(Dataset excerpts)
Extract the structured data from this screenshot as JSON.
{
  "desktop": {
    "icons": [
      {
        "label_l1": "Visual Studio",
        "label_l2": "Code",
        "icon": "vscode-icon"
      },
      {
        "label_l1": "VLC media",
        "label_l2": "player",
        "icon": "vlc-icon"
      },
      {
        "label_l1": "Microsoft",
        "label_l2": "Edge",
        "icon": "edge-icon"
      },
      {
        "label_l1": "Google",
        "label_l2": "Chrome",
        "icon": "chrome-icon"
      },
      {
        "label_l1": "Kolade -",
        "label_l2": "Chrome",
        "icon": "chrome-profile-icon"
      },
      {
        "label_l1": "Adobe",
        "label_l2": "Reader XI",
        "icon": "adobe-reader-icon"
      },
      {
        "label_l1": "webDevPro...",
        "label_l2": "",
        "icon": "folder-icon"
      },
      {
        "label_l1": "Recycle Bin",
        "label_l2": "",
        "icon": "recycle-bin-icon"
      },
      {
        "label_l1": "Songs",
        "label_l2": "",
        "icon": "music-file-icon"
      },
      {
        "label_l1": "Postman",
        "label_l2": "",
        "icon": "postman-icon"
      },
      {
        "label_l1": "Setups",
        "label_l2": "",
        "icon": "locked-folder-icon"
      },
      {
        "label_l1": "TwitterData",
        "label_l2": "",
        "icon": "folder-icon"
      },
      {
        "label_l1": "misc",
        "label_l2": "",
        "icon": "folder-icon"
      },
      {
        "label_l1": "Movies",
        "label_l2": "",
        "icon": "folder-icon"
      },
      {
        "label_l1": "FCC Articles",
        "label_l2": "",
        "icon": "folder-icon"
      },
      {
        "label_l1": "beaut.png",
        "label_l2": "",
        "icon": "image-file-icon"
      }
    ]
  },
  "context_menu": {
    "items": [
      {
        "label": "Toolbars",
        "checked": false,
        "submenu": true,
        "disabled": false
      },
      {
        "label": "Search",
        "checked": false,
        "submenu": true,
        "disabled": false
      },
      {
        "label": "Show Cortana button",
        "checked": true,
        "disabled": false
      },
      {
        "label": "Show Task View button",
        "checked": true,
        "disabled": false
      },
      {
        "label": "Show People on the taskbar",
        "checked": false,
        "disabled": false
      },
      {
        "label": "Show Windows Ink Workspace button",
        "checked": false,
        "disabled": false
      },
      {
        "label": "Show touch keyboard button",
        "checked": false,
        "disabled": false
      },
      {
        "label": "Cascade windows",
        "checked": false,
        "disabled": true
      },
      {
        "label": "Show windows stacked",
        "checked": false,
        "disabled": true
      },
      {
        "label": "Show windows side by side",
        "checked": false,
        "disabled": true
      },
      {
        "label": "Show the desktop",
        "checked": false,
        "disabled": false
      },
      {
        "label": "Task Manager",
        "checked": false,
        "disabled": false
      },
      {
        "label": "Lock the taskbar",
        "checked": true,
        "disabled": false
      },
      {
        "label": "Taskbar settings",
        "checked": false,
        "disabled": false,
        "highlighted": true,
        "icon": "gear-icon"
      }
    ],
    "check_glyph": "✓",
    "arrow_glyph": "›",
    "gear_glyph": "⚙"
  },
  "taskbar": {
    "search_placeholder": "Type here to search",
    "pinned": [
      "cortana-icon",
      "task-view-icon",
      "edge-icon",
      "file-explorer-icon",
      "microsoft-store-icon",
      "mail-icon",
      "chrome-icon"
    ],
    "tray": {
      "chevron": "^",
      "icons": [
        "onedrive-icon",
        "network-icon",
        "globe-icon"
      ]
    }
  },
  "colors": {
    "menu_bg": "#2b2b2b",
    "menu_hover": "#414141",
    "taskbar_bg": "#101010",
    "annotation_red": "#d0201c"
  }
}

• What is being asked
Give back the whole listing exactly as it reads.

• Response for this exercise
Extract the structured data from this screenshot as JSON.
{
  "desktop": {
    "icons": [
      {
        "label_l1": "Visual Studio",
        "label_l2": "Code",
        "icon": "vscode-icon"
      },
      {
        "label_l1": "VLC media",
        "label_l2": "player",
        "icon": "vlc-icon"
      },
      {
        "label_l1": "Microsoft",
        "label_l2": "Edge",
        "icon": "edge-icon"
      },
      {
        "label_l1": "Google",
        "label_l2": "Chrome",
        "icon": "chrome-icon"
      },
      {
        "label_l1": "Kolade -",
        "label_l2": "Chrome",
        "icon": "chrome-profile-icon"
      },
      {
        "label_l1": "Adobe",
        "label_l2": "Reader XI",
        "icon": "adobe-reader-icon"
      },
      {
        "label_l1": "webDevPro...",
        "label_l2": "",
        "icon": "folder-icon"
      },
      {
        "label_l1": "Recycle Bin",
        "label_l2": "",
        "icon": "recycle-bin-icon"
      },
      {
        "label_l1": "Songs",
        "label_l2": "",
        "icon": "music-file-icon"
      },
      {
        "label_l1": "Postman",
        "label_l2": "",
        "icon": "postman-icon"
      },
      {
        "label_l1": "Setups",
        "label_l2": "",
        "icon": "locked-folder-icon"
      },
      {
        "label_l1": "TwitterData",
        "label_l2": "",
        "icon": "folder-icon"
      },
      {
        "label_l1": "misc",
        "label_l2": "",
        "icon": "folder-icon"
      },
      {
        "label_l1": "Movies",
        "label_l2": "",
        "icon": "folder-icon"
      },
      {
        "label_l1": "FCC Articles",
        "label_l2": "",
        "icon": "folder-icon"
      },
      {
        "label_l1": "beaut.png",
        "label_l2": "",
        "icon": "image-file-icon"
      }
    ]
  },
  "context_menu": {
    "items": [
      {
        "label": "Toolbars",
        "checked": false,
        "submenu": true,
        "disabled": false
      },
      {
        "label": "Search",
        "checked": false,
        "submenu": true,
        "disabled": false
      },
      {
        "label": "Show Cortana button",
        "checked": true,
        "disabled": false
      },
      {
        "label": "Show Task View button",
        "checked": true,
        "disabled": false
      },
      {
        "label": "Show People on the taskbar",
        "checked": false,
        "disabled": false
      },
      {
        "label": "Show Windows Ink Workspace button",
        "checked": false,
        "disabled": false
      },
      {
        "label": "Show touch keyboard button",
        "checked": false,
        "disabled": false
      },
      {
        "label": "Cascade windows",
        "checked": false,
        "disabled": true
      },
      {
        "label": "Show windows stacked",
        "checked": false,
        "disabled": true
      },
      {
        "label": "Show windows side by side",
        "checked": false,
        "disabled": true
      },
      {
        "label": "Show the desktop",
        "checked": false,
        "disabled": false
      },
      {
        "label": "Task Manager",
        "checked": false,
        "disabled": false
      },
      {
        "label": "Lock the taskbar",
        "checked": true,
        "disabled": false
      },
      {
        "label": "Taskbar settings",
        "checked": false,
        "disabled": false,
        "highlighted": true,
        "icon": "gear-icon"
      }
    ],
    "check_glyph": "✓",
    "arrow_glyph": "›",
    "gear_glyph": "⚙"
  },
  "taskbar": {
    "search_placeholder": "Type here to search",
    "pinned": [
      "cortana-icon",
      "task-view-icon",
      "edge-icon",
      "file-explorer-icon",
      "microsoft-store-icon",
      "mail-icon",
      "chrome-icon"
    ],
    "tray": {
      "chevron": "^",
      "icons": [
        "onedrive-icon",
        "network-icon",
        "globe-icon"
      ]
    }
  },
  "colors": {
    "menu_bg": "#2b2b2b",
    "menu_hover": "#414141",
    "taskbar_bg": "#101010",
    "annotation_red": "#d0201c"
  }
}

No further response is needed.